SHORT EXERCISE>
Please give the count of lines holding the string "JSON" and nothing besides.

DATASET RECORDS>

[start]

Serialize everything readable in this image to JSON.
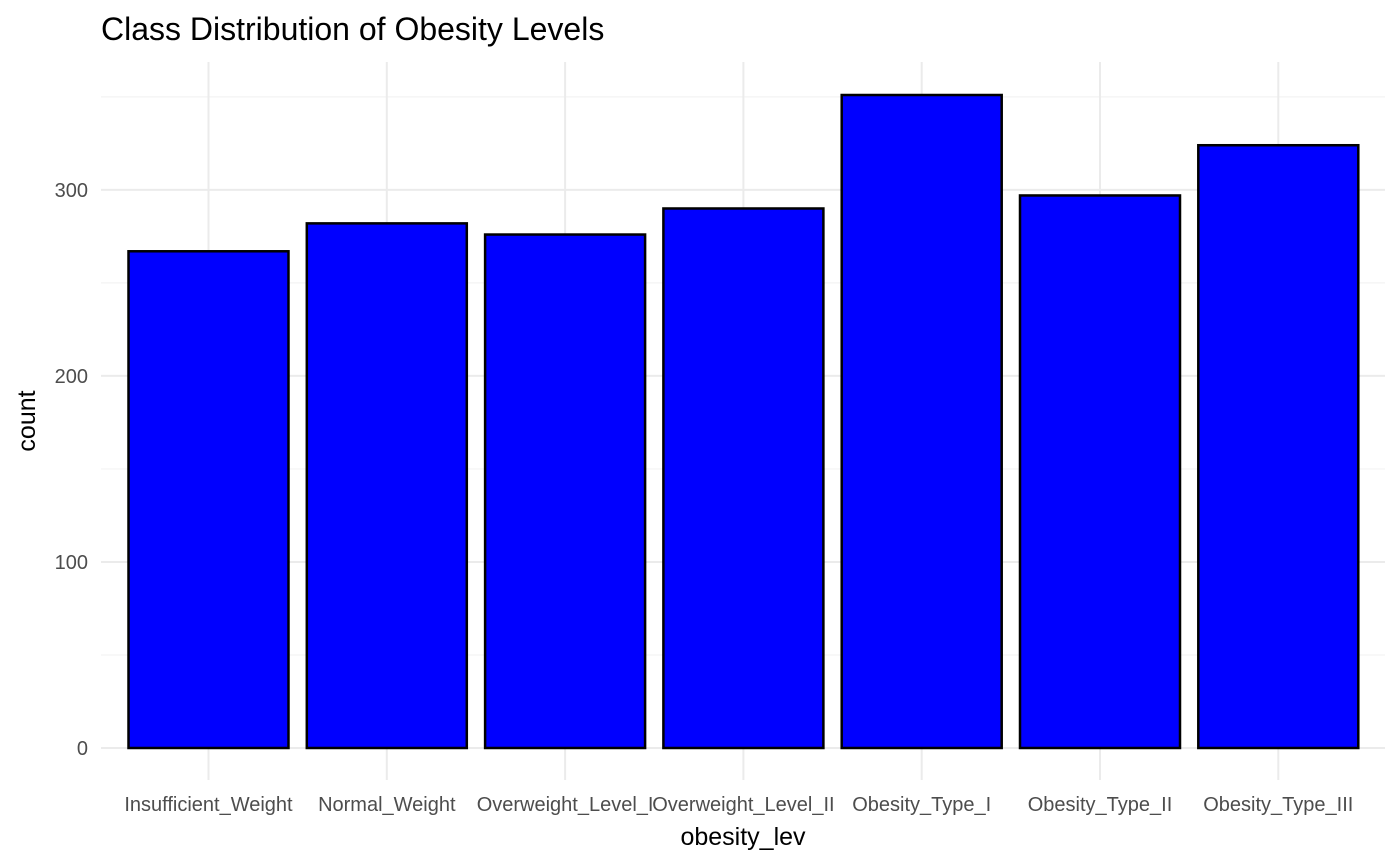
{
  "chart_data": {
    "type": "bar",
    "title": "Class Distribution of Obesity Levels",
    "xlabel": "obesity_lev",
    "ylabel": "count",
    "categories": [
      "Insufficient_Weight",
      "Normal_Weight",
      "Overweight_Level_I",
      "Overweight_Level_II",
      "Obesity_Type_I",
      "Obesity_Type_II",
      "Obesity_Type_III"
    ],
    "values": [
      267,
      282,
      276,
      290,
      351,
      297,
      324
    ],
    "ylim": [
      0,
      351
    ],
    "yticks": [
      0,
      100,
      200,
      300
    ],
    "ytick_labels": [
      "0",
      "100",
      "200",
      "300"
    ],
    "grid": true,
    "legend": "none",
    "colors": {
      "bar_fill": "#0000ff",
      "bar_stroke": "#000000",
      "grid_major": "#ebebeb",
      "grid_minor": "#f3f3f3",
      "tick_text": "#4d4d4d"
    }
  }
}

[end]
[start]

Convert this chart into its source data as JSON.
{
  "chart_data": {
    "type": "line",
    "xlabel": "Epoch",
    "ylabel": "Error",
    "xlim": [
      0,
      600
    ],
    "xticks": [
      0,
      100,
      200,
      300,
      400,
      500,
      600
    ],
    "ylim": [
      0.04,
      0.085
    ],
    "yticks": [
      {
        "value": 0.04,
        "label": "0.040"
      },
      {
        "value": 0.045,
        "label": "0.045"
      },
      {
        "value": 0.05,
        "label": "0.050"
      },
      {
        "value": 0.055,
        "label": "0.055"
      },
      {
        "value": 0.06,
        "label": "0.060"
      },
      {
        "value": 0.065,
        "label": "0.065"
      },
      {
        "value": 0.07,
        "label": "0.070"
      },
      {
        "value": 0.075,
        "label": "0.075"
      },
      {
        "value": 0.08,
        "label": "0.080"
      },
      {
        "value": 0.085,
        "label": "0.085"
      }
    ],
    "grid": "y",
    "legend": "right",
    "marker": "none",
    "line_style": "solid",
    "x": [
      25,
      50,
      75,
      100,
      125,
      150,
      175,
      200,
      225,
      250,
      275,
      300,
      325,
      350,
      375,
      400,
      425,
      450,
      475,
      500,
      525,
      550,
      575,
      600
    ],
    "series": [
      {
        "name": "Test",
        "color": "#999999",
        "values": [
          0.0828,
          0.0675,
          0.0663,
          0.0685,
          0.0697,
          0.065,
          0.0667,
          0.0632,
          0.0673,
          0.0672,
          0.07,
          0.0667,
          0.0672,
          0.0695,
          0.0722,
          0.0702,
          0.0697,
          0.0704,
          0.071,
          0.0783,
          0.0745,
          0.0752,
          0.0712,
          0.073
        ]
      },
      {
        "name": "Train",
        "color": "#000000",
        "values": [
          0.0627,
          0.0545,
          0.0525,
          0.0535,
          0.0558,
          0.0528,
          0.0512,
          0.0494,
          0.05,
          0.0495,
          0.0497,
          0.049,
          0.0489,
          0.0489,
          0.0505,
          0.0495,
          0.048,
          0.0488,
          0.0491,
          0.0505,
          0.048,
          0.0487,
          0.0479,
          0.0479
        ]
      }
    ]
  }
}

[end]

COMPLETED TASK>
2